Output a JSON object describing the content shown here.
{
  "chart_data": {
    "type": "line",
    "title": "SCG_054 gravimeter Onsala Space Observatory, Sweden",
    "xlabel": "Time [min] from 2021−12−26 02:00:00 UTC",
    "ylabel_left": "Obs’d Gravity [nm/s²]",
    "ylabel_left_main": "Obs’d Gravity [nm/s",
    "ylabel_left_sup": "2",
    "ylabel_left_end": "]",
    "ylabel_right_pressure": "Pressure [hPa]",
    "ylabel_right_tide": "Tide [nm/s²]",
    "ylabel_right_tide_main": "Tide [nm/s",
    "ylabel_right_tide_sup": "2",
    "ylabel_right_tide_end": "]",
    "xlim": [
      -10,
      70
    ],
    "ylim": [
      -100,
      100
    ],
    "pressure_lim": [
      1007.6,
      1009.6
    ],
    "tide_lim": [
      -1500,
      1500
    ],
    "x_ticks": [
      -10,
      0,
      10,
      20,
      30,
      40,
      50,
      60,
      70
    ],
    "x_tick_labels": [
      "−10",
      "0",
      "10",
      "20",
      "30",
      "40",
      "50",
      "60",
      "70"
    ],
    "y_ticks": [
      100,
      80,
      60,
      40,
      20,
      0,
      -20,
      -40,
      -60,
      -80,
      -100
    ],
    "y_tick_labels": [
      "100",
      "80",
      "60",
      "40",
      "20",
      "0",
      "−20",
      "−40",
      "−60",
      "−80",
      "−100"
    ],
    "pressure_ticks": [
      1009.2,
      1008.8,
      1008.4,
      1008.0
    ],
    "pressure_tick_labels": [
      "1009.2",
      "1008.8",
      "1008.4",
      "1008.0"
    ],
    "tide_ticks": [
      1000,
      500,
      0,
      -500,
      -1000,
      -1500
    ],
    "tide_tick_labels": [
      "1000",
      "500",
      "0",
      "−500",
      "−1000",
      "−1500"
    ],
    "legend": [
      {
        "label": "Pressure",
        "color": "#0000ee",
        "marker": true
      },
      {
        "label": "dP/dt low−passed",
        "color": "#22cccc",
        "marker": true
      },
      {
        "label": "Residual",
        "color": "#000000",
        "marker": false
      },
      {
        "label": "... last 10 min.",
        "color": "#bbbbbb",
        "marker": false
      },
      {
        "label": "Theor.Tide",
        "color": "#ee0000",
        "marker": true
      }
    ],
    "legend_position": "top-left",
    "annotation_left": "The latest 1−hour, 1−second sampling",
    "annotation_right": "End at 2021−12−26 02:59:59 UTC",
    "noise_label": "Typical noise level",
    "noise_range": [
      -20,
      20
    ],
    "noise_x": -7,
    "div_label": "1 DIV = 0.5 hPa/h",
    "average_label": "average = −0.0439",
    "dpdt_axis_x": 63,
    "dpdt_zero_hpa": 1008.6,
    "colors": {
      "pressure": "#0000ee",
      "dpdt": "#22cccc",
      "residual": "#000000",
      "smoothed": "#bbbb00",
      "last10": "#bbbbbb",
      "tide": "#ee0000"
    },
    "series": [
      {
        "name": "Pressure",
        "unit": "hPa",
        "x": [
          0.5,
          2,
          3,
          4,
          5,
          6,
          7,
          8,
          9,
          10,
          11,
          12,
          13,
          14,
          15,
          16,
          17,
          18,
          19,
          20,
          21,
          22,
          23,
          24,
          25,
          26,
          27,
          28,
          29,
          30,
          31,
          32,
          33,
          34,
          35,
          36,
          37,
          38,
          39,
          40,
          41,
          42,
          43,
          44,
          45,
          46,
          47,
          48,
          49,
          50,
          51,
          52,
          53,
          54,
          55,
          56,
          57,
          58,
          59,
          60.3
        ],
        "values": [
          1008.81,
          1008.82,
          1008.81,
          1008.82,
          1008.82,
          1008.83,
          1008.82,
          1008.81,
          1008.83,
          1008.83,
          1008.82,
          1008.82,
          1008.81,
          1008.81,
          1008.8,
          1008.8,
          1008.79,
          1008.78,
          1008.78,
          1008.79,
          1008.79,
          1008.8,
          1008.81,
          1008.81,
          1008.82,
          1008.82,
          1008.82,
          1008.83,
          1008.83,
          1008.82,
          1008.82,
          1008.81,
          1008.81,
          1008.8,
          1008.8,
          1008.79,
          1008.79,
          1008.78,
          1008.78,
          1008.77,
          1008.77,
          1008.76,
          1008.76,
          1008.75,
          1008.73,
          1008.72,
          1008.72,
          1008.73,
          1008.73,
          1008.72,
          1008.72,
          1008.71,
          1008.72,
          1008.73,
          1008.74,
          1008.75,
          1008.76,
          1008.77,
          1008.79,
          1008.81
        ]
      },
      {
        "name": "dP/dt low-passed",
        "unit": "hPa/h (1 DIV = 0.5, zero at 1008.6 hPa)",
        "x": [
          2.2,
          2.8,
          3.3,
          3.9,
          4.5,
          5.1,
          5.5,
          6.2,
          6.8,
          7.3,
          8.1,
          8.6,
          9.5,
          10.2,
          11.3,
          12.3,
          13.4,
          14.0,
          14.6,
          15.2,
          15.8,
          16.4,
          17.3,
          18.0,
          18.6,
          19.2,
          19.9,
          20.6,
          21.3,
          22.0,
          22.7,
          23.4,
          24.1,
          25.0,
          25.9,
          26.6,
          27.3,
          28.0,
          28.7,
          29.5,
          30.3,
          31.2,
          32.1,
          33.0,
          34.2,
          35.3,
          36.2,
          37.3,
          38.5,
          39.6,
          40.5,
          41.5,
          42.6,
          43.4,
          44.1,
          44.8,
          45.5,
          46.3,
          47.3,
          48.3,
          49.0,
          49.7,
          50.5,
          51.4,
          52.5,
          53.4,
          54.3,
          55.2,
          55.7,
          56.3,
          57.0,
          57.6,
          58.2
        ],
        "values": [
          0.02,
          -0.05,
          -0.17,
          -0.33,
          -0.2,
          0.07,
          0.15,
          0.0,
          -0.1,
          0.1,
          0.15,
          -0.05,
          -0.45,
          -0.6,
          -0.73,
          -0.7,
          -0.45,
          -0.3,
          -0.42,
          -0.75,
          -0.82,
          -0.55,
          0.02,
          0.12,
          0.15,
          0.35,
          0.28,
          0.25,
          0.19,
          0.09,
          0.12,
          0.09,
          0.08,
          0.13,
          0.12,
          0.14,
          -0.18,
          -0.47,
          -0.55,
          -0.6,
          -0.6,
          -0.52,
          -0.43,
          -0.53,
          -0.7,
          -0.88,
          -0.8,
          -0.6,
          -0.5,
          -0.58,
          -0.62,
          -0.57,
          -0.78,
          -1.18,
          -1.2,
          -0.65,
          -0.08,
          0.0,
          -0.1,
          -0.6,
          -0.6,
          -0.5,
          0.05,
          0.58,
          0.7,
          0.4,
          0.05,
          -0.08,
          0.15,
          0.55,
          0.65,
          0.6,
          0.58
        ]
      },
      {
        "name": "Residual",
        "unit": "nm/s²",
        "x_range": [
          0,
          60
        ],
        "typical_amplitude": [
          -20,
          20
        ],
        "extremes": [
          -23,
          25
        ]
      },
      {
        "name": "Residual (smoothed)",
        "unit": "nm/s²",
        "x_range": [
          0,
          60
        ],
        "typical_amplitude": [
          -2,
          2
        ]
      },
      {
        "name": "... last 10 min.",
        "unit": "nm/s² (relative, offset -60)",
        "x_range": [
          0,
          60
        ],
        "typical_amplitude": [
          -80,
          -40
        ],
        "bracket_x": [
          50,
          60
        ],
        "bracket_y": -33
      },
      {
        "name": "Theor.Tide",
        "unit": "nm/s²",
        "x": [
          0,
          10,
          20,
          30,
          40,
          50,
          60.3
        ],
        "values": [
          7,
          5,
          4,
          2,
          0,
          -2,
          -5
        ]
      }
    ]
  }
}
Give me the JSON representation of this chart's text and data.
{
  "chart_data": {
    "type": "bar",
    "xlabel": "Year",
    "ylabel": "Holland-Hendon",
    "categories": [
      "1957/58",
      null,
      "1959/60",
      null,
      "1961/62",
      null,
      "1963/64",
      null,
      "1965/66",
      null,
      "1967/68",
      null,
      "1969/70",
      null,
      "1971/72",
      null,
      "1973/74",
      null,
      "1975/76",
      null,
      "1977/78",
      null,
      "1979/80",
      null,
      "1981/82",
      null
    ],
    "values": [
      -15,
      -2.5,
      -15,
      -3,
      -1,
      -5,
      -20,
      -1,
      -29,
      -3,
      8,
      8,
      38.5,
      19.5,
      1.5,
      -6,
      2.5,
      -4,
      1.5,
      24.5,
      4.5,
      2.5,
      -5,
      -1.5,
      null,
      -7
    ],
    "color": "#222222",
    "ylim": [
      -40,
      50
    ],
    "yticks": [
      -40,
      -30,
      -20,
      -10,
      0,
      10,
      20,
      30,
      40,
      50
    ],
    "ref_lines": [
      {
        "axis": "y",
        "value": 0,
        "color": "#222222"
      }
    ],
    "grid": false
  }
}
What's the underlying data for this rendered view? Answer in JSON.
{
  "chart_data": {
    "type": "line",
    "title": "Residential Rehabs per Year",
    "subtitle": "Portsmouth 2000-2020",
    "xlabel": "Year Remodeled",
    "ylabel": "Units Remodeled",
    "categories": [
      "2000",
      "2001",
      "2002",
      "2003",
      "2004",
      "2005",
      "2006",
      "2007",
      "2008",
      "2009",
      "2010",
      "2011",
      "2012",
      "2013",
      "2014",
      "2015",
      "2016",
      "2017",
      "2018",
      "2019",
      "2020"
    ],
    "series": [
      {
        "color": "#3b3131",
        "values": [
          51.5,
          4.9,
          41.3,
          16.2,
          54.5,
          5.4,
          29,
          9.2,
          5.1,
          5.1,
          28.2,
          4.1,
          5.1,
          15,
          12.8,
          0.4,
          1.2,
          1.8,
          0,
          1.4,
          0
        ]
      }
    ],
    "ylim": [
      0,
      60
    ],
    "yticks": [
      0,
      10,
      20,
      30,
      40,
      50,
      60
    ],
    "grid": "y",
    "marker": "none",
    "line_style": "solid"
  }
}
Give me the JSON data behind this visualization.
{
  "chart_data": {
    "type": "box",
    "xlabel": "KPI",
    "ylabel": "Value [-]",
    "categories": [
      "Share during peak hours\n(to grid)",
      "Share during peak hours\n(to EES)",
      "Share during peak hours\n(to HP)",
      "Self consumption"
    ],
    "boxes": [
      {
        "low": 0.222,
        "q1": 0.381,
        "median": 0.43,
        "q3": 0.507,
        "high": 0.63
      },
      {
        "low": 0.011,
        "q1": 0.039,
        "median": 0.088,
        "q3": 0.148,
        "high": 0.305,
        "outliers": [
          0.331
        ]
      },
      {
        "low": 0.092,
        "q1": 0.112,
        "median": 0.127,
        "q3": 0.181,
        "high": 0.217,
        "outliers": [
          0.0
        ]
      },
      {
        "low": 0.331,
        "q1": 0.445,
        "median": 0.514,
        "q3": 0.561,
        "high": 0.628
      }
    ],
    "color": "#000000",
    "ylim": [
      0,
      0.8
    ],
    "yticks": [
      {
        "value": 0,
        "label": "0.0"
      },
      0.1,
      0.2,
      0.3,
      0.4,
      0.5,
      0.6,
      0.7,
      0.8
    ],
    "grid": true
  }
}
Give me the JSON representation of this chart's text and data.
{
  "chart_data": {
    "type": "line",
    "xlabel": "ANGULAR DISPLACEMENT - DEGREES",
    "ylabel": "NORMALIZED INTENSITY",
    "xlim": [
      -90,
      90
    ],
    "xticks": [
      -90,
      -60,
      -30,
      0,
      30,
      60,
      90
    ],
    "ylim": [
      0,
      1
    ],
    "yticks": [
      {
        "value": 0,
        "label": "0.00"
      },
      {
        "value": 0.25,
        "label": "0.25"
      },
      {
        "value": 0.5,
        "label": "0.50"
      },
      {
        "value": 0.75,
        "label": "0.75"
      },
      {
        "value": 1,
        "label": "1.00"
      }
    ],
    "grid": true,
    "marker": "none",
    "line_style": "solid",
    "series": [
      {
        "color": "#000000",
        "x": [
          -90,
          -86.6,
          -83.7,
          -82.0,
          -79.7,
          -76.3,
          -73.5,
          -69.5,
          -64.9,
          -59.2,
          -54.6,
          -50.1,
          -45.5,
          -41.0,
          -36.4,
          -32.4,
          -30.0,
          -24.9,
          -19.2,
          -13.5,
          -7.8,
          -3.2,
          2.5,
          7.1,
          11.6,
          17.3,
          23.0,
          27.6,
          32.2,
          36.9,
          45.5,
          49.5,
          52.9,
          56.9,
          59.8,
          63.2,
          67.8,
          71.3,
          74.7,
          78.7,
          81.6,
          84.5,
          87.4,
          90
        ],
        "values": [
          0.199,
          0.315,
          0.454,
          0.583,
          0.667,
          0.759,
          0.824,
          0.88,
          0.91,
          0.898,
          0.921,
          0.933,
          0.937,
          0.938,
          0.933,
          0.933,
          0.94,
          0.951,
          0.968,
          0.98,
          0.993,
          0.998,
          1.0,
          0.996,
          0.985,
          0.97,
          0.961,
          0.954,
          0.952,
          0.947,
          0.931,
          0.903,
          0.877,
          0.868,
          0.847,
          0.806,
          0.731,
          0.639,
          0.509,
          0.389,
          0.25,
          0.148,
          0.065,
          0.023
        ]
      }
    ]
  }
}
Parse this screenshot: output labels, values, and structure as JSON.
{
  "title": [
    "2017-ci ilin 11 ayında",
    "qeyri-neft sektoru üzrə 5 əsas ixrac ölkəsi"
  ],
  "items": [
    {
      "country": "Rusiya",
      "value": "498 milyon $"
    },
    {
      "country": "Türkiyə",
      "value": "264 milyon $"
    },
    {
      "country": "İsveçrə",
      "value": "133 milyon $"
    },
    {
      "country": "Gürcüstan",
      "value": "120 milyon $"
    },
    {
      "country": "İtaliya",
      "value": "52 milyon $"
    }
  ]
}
◇ ◇ ◇ ◇
## OBJECTIVE
Locate the line that contains "Parse this screenshot: output", then please quote it and every line after it to the end of the entries above, exactly and with nothing else.

## SOLUTION TO THIS EXERCISE
Parse this screenshot: output labels, values, and structure as JSON.
{
  "title": [
    "2017-ci ilin 11 ayında",
    "qeyri-neft sektoru üzrə 5 əsas ixrac ölkəsi"
  ],
  "items": [
    {
      "country": "Rusiya",
      "value": "498 milyon $"
    },
    {
      "country": "Türkiyə",
      "value": "264 milyon $"
    },
    {
      "country": "İsveçrə",
      "value": "133 milyon $"
    },
    {
      "country": "Gürcüstan",
      "value": "120 milyon $"
    },
    {
      "country": "İtaliya",
      "value": "52 milyon $"
    }
  ]
}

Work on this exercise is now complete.